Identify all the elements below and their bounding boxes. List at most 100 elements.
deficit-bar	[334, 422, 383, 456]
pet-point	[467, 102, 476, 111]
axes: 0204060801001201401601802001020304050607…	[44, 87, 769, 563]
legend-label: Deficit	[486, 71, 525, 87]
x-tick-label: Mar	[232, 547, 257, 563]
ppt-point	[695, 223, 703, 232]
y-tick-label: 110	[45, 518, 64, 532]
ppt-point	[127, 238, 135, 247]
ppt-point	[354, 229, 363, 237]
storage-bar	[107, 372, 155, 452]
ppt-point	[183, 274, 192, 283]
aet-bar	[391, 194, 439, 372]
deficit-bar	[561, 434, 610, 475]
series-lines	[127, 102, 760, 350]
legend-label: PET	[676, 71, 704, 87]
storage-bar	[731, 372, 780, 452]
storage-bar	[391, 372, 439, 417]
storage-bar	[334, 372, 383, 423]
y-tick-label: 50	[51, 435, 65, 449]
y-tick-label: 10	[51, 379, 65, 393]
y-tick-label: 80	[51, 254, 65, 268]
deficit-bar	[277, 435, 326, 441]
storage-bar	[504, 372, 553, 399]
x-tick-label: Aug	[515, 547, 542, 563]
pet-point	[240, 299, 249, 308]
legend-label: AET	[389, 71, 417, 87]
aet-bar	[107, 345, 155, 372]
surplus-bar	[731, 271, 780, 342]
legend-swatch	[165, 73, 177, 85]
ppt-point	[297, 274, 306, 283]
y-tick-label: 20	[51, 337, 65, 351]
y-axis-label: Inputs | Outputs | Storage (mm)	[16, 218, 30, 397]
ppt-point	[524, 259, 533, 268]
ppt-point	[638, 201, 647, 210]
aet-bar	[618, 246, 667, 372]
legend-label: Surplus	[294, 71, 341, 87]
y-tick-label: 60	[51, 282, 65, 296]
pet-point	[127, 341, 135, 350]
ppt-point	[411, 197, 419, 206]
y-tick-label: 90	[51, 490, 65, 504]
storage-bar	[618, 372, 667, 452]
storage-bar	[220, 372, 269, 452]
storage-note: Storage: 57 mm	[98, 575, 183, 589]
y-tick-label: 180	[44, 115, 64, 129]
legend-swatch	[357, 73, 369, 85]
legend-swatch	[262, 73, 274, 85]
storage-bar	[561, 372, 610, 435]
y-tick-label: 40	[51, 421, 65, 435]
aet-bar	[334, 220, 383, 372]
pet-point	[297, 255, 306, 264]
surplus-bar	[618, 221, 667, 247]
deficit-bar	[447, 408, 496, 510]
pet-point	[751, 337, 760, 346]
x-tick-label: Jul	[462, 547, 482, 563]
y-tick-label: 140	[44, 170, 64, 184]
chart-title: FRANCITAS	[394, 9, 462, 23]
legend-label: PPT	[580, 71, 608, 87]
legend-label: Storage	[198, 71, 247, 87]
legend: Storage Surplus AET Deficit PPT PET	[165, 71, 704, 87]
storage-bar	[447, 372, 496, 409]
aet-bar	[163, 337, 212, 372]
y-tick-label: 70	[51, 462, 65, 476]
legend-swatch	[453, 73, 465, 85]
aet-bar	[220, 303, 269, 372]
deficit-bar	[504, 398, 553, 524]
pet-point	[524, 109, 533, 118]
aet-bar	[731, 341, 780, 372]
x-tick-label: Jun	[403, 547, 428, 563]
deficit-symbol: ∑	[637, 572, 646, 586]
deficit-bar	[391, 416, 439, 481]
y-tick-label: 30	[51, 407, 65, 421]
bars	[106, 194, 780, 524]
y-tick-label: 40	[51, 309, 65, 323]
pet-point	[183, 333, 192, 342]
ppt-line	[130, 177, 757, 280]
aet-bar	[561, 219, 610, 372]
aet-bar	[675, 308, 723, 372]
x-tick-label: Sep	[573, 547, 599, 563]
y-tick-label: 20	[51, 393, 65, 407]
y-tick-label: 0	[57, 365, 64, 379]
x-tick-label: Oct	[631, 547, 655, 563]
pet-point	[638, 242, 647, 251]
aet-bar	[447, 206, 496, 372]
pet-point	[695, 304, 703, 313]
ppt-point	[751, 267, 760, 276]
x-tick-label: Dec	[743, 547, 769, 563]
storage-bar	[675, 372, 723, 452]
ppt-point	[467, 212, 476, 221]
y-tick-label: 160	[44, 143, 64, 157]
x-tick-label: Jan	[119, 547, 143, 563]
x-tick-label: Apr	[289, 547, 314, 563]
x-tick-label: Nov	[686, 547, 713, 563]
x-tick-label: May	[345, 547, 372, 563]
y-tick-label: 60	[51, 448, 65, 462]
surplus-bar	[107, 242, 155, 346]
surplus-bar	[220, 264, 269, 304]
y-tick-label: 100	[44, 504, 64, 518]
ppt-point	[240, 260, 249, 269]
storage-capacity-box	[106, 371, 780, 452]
⁂
### Your objective:
Please rewrite the items above, changing every "pet-point" to "pet-marker" and leaving everything else as it is.

### Response to the exercise:
Identify all the elements below and their bounding boxes. List at most 100 elements.
deficit-bar	[334, 422, 383, 456]
pet-marker	[467, 102, 476, 111]
axes: 0204060801001201401601802001020304050607…	[44, 87, 769, 563]
legend-label: Deficit	[486, 71, 525, 87]
x-tick-label: Mar	[232, 547, 257, 563]
ppt-point	[695, 223, 703, 232]
y-tick-label: 110	[45, 518, 64, 532]
ppt-point	[127, 238, 135, 247]
ppt-point	[354, 229, 363, 237]
storage-bar	[107, 372, 155, 452]
ppt-point	[183, 274, 192, 283]
aet-bar	[391, 194, 439, 372]
deficit-bar	[561, 434, 610, 475]
series-lines	[127, 102, 760, 350]
legend-label: PET	[676, 71, 704, 87]
storage-bar	[731, 372, 780, 452]
storage-bar	[391, 372, 439, 417]
storage-bar	[334, 372, 383, 423]
y-tick-label: 50	[51, 435, 65, 449]
y-tick-label: 10	[51, 379, 65, 393]
y-tick-label: 80	[51, 254, 65, 268]
deficit-bar	[277, 435, 326, 441]
storage-bar	[504, 372, 553, 399]
x-tick-label: Aug	[515, 547, 542, 563]
pet-marker	[240, 299, 249, 308]
legend-label: AET	[389, 71, 417, 87]
aet-bar	[107, 345, 155, 372]
surplus-bar	[731, 271, 780, 342]
legend-swatch	[165, 73, 177, 85]
ppt-point	[297, 274, 306, 283]
y-tick-label: 20	[51, 337, 65, 351]
y-axis-label: Inputs | Outputs | Storage (mm)	[16, 218, 30, 397]
ppt-point	[524, 259, 533, 268]
ppt-point	[638, 201, 647, 210]
aet-bar	[618, 246, 667, 372]
legend-label: Surplus	[294, 71, 341, 87]
y-tick-label: 60	[51, 282, 65, 296]
pet-marker	[127, 341, 135, 350]
ppt-point	[411, 197, 419, 206]
y-tick-label: 90	[51, 490, 65, 504]
storage-bar	[618, 372, 667, 452]
storage-bar	[220, 372, 269, 452]
storage-note: Storage: 57 mm	[98, 575, 183, 589]
y-tick-label: 180	[44, 115, 64, 129]
legend-swatch	[357, 73, 369, 85]
legend-swatch	[262, 73, 274, 85]
storage-bar	[561, 372, 610, 435]
y-tick-label: 40	[51, 421, 65, 435]
aet-bar	[334, 220, 383, 372]
pet-marker	[297, 255, 306, 264]
surplus-bar	[618, 221, 667, 247]
deficit-bar	[447, 408, 496, 510]
pet-marker	[751, 337, 760, 346]
x-tick-label: Jul	[462, 547, 482, 563]
y-tick-label: 140	[44, 170, 64, 184]
chart-title: FRANCITAS	[394, 9, 462, 23]
legend-label: PPT	[580, 71, 608, 87]
legend-label: Storage	[198, 71, 247, 87]
legend: Storage Surplus AET Deficit PPT PET	[165, 71, 704, 87]
storage-bar	[447, 372, 496, 409]
aet-bar	[163, 337, 212, 372]
y-tick-label: 70	[51, 462, 65, 476]
legend-swatch	[453, 73, 465, 85]
aet-bar	[220, 303, 269, 372]
deficit-bar	[504, 398, 553, 524]
pet-marker	[524, 109, 533, 118]
aet-bar	[731, 341, 780, 372]
x-tick-label: Jun	[403, 547, 428, 563]
deficit-symbol: ∑	[637, 572, 646, 586]
deficit-bar	[391, 416, 439, 481]
y-tick-label: 30	[51, 407, 65, 421]
bars	[106, 194, 780, 524]
y-tick-label: 40	[51, 309, 65, 323]
pet-marker	[183, 333, 192, 342]
ppt-line	[130, 177, 757, 280]
aet-bar	[561, 219, 610, 372]
aet-bar	[675, 308, 723, 372]
x-tick-label: Sep	[573, 547, 599, 563]
y-tick-label: 20	[51, 393, 65, 407]
y-tick-label: 0	[57, 365, 64, 379]
x-tick-label: Oct	[631, 547, 655, 563]
pet-marker	[638, 242, 647, 251]
aet-bar	[447, 206, 496, 372]
pet-marker	[695, 304, 703, 313]
ppt-point	[751, 267, 760, 276]
x-tick-label: Dec	[743, 547, 769, 563]
storage-bar	[675, 372, 723, 452]
ppt-point	[467, 212, 476, 221]
y-tick-label: 160	[44, 143, 64, 157]
x-tick-label: Jan	[119, 547, 143, 563]
x-tick-label: Apr	[289, 547, 314, 563]
x-tick-label: Nov	[686, 547, 713, 563]
x-tick-label: May	[345, 547, 372, 563]
y-tick-label: 60	[51, 448, 65, 462]
surplus-bar	[107, 242, 155, 346]
surplus-bar	[220, 264, 269, 304]
y-tick-label: 100	[44, 504, 64, 518]
ppt-point	[240, 260, 249, 269]
storage-capacity-box	[106, 371, 780, 452]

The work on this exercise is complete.